-- start of Text extract --
Filed Under: Information, News, Opinion Tagged With: Bushfires

Reform or Abandon the IPCC

November 23, 2011 By jennifer

A leading environmental economist has called upon governments to either radically reform or abandon the Intergovernmental Panel on Climate Change (IPCC).

In his report ‘What is Wrong with the IPCC? Proposals for Radical Reform’ published today by the Global Warming Policy Foundation, Professor Ross McKitrick (University of Guelph, Ontario, Canada) reviews the IPCC’s own procedures in detail and highlights a number of serious flaws and weaknesses.

McKitrick’s report shows that, under current procedures:

1. The IPCC’s managing bureau unilaterally selects Lead Authors, giving it direct influence on the content of reports;

2. IPCC Lead Authors are frequently asked to review their own work and that of their critics, placing them in a conflict of interest;

3. The IPCC peer review procedures allow Lead Authors to overrule reviewers, and to rewrite the text after the close of peer review, rendering it ineffective at preventing bias;

4. Government review and oversight through the plenary panel is cursory at best, with the vast majority of member governments failing to take any active role.
-- end of Text extract --
-- start of Data records --
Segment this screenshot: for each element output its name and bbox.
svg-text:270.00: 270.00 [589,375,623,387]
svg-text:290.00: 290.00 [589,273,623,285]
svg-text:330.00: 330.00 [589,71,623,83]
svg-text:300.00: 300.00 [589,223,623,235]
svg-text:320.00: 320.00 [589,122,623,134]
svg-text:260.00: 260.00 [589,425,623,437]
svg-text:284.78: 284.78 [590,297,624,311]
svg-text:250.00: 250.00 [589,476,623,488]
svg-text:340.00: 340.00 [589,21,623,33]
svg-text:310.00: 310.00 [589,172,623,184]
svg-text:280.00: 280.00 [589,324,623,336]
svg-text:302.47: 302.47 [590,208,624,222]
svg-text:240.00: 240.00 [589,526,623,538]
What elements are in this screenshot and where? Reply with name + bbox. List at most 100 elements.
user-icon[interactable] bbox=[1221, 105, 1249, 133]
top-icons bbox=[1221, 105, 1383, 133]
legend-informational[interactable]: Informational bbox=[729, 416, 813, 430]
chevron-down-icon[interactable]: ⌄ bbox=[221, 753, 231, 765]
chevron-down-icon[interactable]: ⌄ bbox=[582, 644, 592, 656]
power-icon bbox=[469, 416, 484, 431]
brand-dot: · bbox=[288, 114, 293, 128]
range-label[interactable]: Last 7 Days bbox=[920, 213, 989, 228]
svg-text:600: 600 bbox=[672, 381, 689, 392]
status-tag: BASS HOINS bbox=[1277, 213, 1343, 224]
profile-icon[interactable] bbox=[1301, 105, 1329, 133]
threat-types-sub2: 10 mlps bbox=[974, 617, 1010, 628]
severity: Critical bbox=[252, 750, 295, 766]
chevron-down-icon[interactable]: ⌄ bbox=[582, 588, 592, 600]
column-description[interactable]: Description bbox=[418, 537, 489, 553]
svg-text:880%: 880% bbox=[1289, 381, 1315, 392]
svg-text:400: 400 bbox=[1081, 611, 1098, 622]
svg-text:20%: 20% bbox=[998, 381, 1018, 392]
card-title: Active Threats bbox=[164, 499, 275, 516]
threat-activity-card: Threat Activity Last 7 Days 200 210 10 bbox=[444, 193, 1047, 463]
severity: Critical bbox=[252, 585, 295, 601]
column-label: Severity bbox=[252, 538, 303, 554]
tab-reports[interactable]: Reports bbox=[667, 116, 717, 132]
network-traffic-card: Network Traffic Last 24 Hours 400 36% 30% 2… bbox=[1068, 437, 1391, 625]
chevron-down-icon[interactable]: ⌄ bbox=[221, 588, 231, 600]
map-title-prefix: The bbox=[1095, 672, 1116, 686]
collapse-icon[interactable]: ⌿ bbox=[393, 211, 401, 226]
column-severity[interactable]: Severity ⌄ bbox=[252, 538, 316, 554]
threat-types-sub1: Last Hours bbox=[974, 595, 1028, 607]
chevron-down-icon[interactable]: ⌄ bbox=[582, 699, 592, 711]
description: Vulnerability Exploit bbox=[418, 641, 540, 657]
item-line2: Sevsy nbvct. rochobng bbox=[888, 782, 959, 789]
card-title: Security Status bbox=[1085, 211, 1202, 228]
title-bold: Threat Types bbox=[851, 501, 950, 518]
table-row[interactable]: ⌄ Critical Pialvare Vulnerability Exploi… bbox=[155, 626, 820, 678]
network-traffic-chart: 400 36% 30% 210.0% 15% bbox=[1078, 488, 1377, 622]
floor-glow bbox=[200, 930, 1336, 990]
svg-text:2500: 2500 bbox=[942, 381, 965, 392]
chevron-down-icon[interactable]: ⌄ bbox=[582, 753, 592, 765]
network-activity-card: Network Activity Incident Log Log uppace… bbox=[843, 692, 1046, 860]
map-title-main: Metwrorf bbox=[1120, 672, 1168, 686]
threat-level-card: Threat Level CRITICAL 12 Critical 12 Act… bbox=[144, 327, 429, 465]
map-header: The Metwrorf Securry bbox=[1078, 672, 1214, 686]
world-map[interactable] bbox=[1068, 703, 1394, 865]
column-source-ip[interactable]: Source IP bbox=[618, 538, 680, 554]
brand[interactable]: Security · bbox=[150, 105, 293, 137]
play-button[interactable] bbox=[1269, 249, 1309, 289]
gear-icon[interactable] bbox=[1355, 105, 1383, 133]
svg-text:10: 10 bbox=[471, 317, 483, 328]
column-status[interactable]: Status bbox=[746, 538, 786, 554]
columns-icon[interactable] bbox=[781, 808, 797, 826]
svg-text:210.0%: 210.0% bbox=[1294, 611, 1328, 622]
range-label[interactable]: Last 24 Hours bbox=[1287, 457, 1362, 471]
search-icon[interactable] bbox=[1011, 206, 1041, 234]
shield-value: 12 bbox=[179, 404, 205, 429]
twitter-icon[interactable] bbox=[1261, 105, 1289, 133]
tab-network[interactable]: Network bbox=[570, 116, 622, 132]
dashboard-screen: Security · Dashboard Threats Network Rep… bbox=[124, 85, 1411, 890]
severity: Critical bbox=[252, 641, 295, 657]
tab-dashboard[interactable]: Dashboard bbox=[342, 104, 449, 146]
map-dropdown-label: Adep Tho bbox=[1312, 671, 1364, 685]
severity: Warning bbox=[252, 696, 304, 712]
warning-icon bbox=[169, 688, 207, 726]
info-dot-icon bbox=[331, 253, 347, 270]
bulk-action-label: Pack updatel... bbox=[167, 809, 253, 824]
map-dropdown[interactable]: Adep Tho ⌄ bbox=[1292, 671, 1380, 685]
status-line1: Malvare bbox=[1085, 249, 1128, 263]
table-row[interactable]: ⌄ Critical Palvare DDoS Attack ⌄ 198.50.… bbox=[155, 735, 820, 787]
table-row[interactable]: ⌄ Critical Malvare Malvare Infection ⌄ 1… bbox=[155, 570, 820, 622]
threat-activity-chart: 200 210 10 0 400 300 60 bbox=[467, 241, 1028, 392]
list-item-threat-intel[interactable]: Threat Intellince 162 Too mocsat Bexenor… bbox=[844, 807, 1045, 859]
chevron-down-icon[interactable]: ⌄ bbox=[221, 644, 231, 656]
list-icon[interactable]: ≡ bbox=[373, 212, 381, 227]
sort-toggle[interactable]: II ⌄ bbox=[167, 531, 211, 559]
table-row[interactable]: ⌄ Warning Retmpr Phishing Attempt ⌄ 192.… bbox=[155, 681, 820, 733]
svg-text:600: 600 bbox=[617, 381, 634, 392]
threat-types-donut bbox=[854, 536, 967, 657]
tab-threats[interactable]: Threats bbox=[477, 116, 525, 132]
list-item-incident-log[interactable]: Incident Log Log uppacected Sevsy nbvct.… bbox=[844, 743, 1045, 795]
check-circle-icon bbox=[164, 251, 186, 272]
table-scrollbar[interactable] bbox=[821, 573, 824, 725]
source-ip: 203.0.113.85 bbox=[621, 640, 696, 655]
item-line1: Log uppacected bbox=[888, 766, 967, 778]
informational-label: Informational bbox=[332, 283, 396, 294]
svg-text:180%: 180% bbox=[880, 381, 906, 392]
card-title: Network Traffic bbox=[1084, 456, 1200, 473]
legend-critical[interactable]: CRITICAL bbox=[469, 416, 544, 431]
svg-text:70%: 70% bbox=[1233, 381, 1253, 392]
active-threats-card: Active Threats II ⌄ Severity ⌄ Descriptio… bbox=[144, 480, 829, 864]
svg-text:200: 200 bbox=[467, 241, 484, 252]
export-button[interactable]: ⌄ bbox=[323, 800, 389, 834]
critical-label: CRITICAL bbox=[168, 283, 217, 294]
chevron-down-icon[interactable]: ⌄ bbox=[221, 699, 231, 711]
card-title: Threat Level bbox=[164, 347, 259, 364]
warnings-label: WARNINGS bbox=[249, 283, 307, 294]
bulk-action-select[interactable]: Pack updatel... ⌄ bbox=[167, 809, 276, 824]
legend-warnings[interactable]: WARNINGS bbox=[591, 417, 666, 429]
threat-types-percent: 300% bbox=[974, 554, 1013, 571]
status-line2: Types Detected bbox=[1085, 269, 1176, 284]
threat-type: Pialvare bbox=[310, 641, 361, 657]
-- end of Data records --
Given task 1 = According to the article on IPCC reform, which organization published Ross McKitrick's report?
Given task 2 = Set down, word for word, the passage of the article on IPCC reform from "4. Government review" to "any active role.".

Solution 1 = The Global Warming Policy Foundation.

Solution 2 =
4. Government review and oversight through the plenary panel is cursory at best, with the vast majority of member governments failing to take any active role.